■ **Dataset records**

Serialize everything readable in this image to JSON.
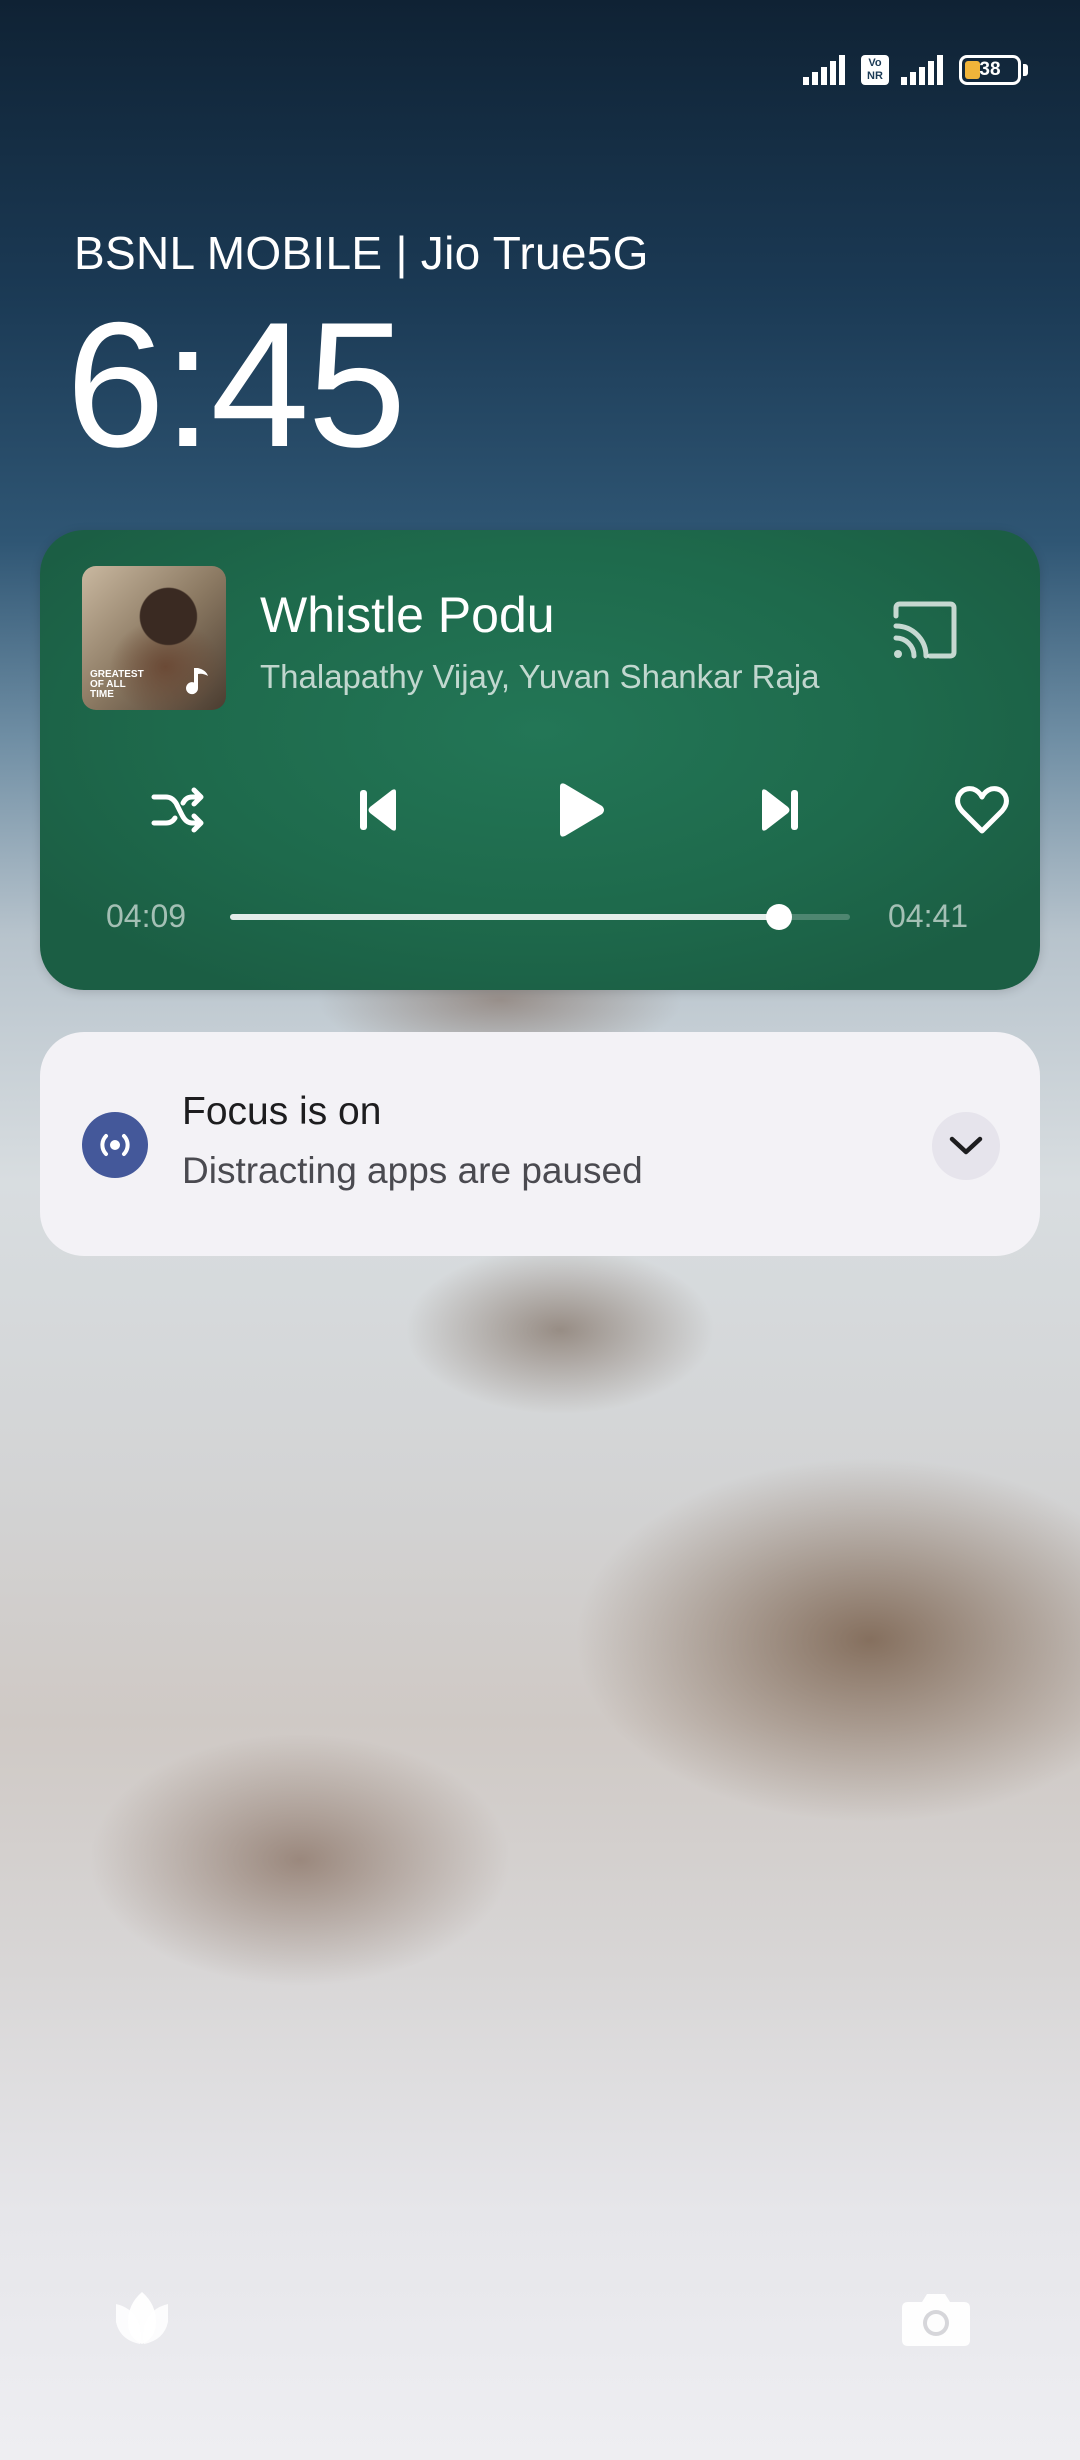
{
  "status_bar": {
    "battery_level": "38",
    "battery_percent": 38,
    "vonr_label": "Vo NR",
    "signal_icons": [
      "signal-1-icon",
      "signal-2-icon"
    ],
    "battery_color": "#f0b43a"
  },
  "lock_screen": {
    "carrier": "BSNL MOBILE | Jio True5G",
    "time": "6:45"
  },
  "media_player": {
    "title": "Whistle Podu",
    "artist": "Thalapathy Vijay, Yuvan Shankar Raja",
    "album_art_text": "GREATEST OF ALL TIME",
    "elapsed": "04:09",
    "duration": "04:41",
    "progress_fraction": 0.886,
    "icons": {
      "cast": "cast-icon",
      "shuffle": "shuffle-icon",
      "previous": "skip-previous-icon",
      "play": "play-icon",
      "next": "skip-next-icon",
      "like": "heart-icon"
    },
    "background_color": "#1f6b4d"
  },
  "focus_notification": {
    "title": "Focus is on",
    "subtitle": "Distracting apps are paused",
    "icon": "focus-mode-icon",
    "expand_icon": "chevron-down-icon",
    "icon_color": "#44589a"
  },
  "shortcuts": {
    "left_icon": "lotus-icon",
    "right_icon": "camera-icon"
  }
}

■ **Exercise requirements**
Output an exact copy of the material, with the pictures removed.

■ **The output**
Serialize everything readable in this image to JSON.
{
  "status_bar": {
    "battery_level": "38",
    "battery_percent": 38,
    "vonr_label": "Vo NR",
    "signal_icons": [
      "signal-1-icon",
      "signal-2-icon"
    ],
    "battery_color": "#f0b43a"
  },
  "lock_screen": {
    "carrier": "BSNL MOBILE | Jio True5G",
    "time": "6:45"
  },
  "media_player": {
    "title": "Whistle Podu",
    "artist": "Thalapathy Vijay, Yuvan Shankar Raja",
    "album_art_text": "GREATEST OF ALL TIME",
    "elapsed": "04:09",
    "duration": "04:41",
    "progress_fraction": 0.886,
    "icons": {
      "cast": "cast-icon",
      "shuffle": "shuffle-icon",
      "previous": "skip-previous-icon",
      "play": "play-icon",
      "next": "skip-next-icon",
      "like": "heart-icon"
    },
    "background_color": "#1f6b4d"
  },
  "focus_notification": {
    "title": "Focus is on",
    "subtitle": "Distracting apps are paused",
    "icon": "focus-mode-icon",
    "expand_icon": "chevron-down-icon",
    "icon_color": "#44589a"
  },
  "shortcuts": {
    "left_icon": "lotus-icon",
    "right_icon": "camera-icon"
  }
}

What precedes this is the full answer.